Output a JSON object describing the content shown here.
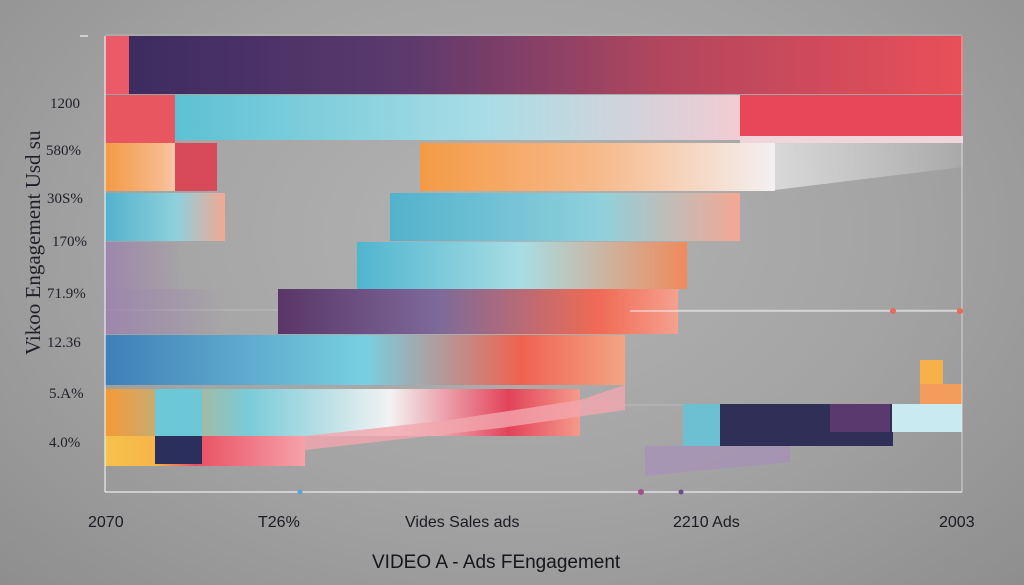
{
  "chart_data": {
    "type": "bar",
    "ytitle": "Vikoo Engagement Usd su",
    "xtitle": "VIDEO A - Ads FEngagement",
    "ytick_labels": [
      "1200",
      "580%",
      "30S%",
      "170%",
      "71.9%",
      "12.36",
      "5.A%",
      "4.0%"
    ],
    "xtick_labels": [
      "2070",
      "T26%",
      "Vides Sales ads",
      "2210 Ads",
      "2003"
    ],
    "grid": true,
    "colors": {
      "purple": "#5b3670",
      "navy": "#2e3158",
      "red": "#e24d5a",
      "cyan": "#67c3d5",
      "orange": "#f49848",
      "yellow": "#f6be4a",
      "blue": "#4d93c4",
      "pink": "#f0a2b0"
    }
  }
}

|---|

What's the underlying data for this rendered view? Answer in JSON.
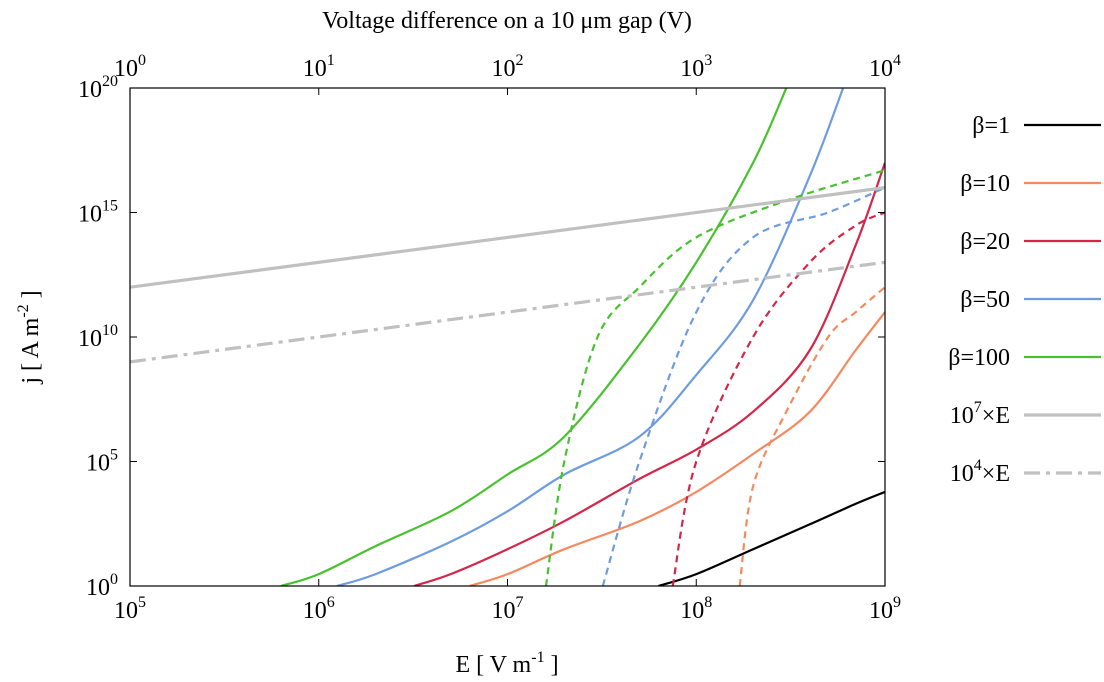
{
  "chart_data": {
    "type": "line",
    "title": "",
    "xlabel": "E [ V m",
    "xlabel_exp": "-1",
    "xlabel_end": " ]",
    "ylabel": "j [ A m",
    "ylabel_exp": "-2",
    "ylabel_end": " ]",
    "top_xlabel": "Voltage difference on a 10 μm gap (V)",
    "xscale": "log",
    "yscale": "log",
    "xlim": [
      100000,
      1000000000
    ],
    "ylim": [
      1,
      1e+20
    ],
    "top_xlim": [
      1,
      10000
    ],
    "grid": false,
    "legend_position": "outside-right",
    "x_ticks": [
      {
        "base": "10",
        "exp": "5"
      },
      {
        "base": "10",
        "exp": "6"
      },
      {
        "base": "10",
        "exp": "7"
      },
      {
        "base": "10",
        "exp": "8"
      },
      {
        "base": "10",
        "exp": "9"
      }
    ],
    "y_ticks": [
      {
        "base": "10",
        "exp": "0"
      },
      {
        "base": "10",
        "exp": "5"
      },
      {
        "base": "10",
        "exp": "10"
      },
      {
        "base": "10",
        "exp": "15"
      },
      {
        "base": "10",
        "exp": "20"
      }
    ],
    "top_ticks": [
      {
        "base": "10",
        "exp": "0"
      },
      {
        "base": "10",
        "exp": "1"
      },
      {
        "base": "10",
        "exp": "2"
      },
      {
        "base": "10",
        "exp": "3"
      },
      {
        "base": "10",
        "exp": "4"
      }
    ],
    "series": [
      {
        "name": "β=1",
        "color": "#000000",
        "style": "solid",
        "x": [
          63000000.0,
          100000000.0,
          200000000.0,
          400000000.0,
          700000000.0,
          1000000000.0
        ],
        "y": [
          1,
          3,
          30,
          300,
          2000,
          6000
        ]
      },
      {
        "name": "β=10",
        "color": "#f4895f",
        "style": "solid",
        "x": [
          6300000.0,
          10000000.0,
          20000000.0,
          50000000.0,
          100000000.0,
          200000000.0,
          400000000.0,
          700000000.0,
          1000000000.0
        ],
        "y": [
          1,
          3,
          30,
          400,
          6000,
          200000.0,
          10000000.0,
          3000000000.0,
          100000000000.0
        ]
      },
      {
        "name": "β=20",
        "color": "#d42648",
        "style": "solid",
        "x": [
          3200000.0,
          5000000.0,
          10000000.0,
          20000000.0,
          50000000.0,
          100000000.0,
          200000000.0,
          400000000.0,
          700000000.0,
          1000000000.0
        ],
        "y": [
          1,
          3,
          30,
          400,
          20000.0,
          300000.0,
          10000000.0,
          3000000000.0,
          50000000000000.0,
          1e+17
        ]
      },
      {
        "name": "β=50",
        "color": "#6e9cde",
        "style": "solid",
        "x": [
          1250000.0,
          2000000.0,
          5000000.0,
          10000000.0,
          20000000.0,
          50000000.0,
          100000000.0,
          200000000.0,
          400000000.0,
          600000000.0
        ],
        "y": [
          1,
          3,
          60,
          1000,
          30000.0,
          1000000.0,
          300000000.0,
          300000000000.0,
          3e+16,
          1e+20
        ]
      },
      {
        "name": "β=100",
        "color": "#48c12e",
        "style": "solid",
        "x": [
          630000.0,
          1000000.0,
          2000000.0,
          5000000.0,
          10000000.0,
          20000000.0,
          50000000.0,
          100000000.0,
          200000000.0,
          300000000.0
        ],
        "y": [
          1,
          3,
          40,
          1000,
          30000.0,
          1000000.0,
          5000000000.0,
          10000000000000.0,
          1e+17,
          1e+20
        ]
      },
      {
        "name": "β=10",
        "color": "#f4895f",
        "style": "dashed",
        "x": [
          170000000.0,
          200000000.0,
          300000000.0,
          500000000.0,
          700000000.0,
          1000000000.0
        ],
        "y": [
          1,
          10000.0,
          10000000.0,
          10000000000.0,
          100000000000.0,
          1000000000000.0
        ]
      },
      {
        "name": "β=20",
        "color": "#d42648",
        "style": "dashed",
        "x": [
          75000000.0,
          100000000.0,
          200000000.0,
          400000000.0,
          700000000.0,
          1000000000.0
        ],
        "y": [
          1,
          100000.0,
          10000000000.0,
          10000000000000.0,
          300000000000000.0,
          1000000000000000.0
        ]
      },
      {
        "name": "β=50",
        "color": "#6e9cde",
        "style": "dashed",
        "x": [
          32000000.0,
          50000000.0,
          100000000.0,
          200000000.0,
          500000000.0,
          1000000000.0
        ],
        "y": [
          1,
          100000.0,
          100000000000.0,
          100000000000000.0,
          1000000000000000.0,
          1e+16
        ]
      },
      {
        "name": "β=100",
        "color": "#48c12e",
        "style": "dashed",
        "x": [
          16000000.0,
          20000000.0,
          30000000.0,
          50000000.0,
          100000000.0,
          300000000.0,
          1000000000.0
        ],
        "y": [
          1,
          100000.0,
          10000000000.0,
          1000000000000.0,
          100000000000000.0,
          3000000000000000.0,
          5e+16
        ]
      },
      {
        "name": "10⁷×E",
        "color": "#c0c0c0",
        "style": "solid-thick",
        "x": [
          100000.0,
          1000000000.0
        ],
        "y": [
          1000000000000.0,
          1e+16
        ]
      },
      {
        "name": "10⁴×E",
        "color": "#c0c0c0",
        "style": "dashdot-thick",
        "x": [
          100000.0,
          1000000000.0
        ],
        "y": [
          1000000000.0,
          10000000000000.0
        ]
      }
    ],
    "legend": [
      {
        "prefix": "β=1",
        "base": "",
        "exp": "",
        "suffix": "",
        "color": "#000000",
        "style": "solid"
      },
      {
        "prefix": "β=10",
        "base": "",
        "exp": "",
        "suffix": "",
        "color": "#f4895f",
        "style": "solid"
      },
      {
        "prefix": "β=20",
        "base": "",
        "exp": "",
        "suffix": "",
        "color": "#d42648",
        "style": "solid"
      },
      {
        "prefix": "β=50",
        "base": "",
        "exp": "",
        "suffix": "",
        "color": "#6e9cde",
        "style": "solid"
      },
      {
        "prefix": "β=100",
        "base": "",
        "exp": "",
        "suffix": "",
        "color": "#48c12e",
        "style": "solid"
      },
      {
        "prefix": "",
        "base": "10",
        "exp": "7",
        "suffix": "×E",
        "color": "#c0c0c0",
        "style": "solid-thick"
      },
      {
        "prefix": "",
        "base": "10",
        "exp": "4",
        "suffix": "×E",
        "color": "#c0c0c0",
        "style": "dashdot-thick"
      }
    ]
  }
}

|---|

:: Objective ::
Pick out the lines containing the word "dashdot" and show them.

:: In response ::
        "style": "dashdot-thick",
        "style": "dashdot-thick"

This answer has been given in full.